* Begin THE RECORDS *

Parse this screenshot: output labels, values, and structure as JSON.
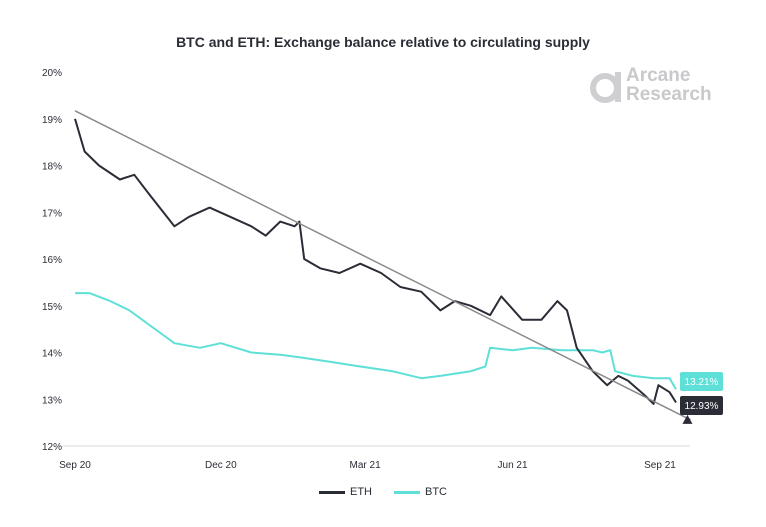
{
  "chart_data": {
    "type": "line",
    "title": "BTC and ETH: Exchange balance relative to circulating supply",
    "watermark": "Arcane Research",
    "xlabel": "",
    "ylabel": "",
    "x_range": [
      "2020-09-01",
      "2021-09-20"
    ],
    "ylim": [
      12,
      20
    ],
    "y_ticks": [
      "12%",
      "13%",
      "14%",
      "15%",
      "16%",
      "17%",
      "18%",
      "19%",
      "20%"
    ],
    "x_ticks": [
      {
        "label": "Sep 20",
        "date": "2020-09-01"
      },
      {
        "label": "Dec 20",
        "date": "2020-12-01"
      },
      {
        "label": "Mar 21",
        "date": "2021-03-01"
      },
      {
        "label": "Jun 21",
        "date": "2021-06-01"
      },
      {
        "label": "Sep 21",
        "date": "2021-09-01"
      }
    ],
    "grid": false,
    "legend_position": "bottom",
    "series": [
      {
        "name": "ETH",
        "color": "#2b2d36",
        "end_label": "12.93%",
        "x": [
          "2020-09-01",
          "2020-09-07",
          "2020-09-16",
          "2020-09-29",
          "2020-10-08",
          "2020-10-17",
          "2020-11-02",
          "2020-11-11",
          "2020-11-24",
          "2020-12-07",
          "2020-12-20",
          "2020-12-29",
          "2021-01-07",
          "2021-01-16",
          "2021-01-19",
          "2021-01-22",
          "2021-02-01",
          "2021-02-13",
          "2021-02-26",
          "2021-03-11",
          "2021-03-23",
          "2021-04-05",
          "2021-04-17",
          "2021-04-26",
          "2021-05-06",
          "2021-05-18",
          "2021-05-25",
          "2021-06-07",
          "2021-06-19",
          "2021-06-29",
          "2021-07-05",
          "2021-07-11",
          "2021-07-21",
          "2021-07-30",
          "2021-08-06",
          "2021-08-12",
          "2021-08-22",
          "2021-08-28",
          "2021-08-31",
          "2021-09-07",
          "2021-09-11"
        ],
        "y": [
          19.0,
          18.3,
          18.0,
          17.7,
          17.8,
          17.4,
          16.7,
          16.9,
          17.1,
          16.9,
          16.7,
          16.5,
          16.8,
          16.7,
          16.8,
          16.0,
          15.8,
          15.7,
          15.9,
          15.7,
          15.4,
          15.3,
          14.9,
          15.1,
          15.0,
          14.8,
          15.2,
          14.7,
          14.7,
          15.1,
          14.9,
          14.1,
          13.6,
          13.3,
          13.5,
          13.4,
          13.1,
          12.9,
          13.3,
          13.15,
          12.93
        ]
      },
      {
        "name": "BTC",
        "color": "#5ee0d8",
        "end_label": "13.21%",
        "x": [
          "2020-09-01",
          "2020-09-10",
          "2020-09-23",
          "2020-10-05",
          "2020-10-17",
          "2020-11-02",
          "2020-11-18",
          "2020-12-01",
          "2020-12-20",
          "2021-01-07",
          "2021-01-19",
          "2021-02-07",
          "2021-02-26",
          "2021-03-18",
          "2021-04-05",
          "2021-04-17",
          "2021-05-06",
          "2021-05-15",
          "2021-05-18",
          "2021-06-01",
          "2021-06-13",
          "2021-07-02",
          "2021-07-21",
          "2021-07-27",
          "2021-08-01",
          "2021-08-04",
          "2021-08-15",
          "2021-08-28",
          "2021-09-07",
          "2021-09-11"
        ],
        "y": [
          15.27,
          15.27,
          15.1,
          14.9,
          14.6,
          14.2,
          14.1,
          14.2,
          14.0,
          13.95,
          13.9,
          13.8,
          13.7,
          13.6,
          13.45,
          13.5,
          13.6,
          13.7,
          14.1,
          14.05,
          14.1,
          14.05,
          14.05,
          14.0,
          14.05,
          13.6,
          13.5,
          13.45,
          13.45,
          13.21
        ]
      }
    ],
    "trendline": {
      "color": "#8a8a8a",
      "x": [
        "2020-09-01",
        "2021-09-20"
      ],
      "y": [
        19.17,
        12.56
      ]
    }
  }
}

* End THE RECORDS *

### [INSTRUCTIONS TO FOLLOW]
Your task is to repeat the data above exactly while excluding the pictures.

### [EXERCISE ANSWER]
Parse this screenshot: output labels, values, and structure as JSON.
{
  "chart_data": {
    "type": "line",
    "title": "BTC and ETH: Exchange balance relative to circulating supply",
    "watermark": "Arcane Research",
    "xlabel": "",
    "ylabel": "",
    "x_range": [
      "2020-09-01",
      "2021-09-20"
    ],
    "ylim": [
      12,
      20
    ],
    "y_ticks": [
      "12%",
      "13%",
      "14%",
      "15%",
      "16%",
      "17%",
      "18%",
      "19%",
      "20%"
    ],
    "x_ticks": [
      {
        "label": "Sep 20",
        "date": "2020-09-01"
      },
      {
        "label": "Dec 20",
        "date": "2020-12-01"
      },
      {
        "label": "Mar 21",
        "date": "2021-03-01"
      },
      {
        "label": "Jun 21",
        "date": "2021-06-01"
      },
      {
        "label": "Sep 21",
        "date": "2021-09-01"
      }
    ],
    "grid": false,
    "legend_position": "bottom",
    "series": [
      {
        "name": "ETH",
        "color": "#2b2d36",
        "end_label": "12.93%",
        "x": [
          "2020-09-01",
          "2020-09-07",
          "2020-09-16",
          "2020-09-29",
          "2020-10-08",
          "2020-10-17",
          "2020-11-02",
          "2020-11-11",
          "2020-11-24",
          "2020-12-07",
          "2020-12-20",
          "2020-12-29",
          "2021-01-07",
          "2021-01-16",
          "2021-01-19",
          "2021-01-22",
          "2021-02-01",
          "2021-02-13",
          "2021-02-26",
          "2021-03-11",
          "2021-03-23",
          "2021-04-05",
          "2021-04-17",
          "2021-04-26",
          "2021-05-06",
          "2021-05-18",
          "2021-05-25",
          "2021-06-07",
          "2021-06-19",
          "2021-06-29",
          "2021-07-05",
          "2021-07-11",
          "2021-07-21",
          "2021-07-30",
          "2021-08-06",
          "2021-08-12",
          "2021-08-22",
          "2021-08-28",
          "2021-08-31",
          "2021-09-07",
          "2021-09-11"
        ],
        "y": [
          19.0,
          18.3,
          18.0,
          17.7,
          17.8,
          17.4,
          16.7,
          16.9,
          17.1,
          16.9,
          16.7,
          16.5,
          16.8,
          16.7,
          16.8,
          16.0,
          15.8,
          15.7,
          15.9,
          15.7,
          15.4,
          15.3,
          14.9,
          15.1,
          15.0,
          14.8,
          15.2,
          14.7,
          14.7,
          15.1,
          14.9,
          14.1,
          13.6,
          13.3,
          13.5,
          13.4,
          13.1,
          12.9,
          13.3,
          13.15,
          12.93
        ]
      },
      {
        "name": "BTC",
        "color": "#5ee0d8",
        "end_label": "13.21%",
        "x": [
          "2020-09-01",
          "2020-09-10",
          "2020-09-23",
          "2020-10-05",
          "2020-10-17",
          "2020-11-02",
          "2020-11-18",
          "2020-12-01",
          "2020-12-20",
          "2021-01-07",
          "2021-01-19",
          "2021-02-07",
          "2021-02-26",
          "2021-03-18",
          "2021-04-05",
          "2021-04-17",
          "2021-05-06",
          "2021-05-15",
          "2021-05-18",
          "2021-06-01",
          "2021-06-13",
          "2021-07-02",
          "2021-07-21",
          "2021-07-27",
          "2021-08-01",
          "2021-08-04",
          "2021-08-15",
          "2021-08-28",
          "2021-09-07",
          "2021-09-11"
        ],
        "y": [
          15.27,
          15.27,
          15.1,
          14.9,
          14.6,
          14.2,
          14.1,
          14.2,
          14.0,
          13.95,
          13.9,
          13.8,
          13.7,
          13.6,
          13.45,
          13.5,
          13.6,
          13.7,
          14.1,
          14.05,
          14.1,
          14.05,
          14.05,
          14.0,
          14.05,
          13.6,
          13.5,
          13.45,
          13.45,
          13.21
        ]
      }
    ],
    "trendline": {
      "color": "#8a8a8a",
      "x": [
        "2020-09-01",
        "2021-09-20"
      ],
      "y": [
        19.17,
        12.56
      ]
    }
  }
}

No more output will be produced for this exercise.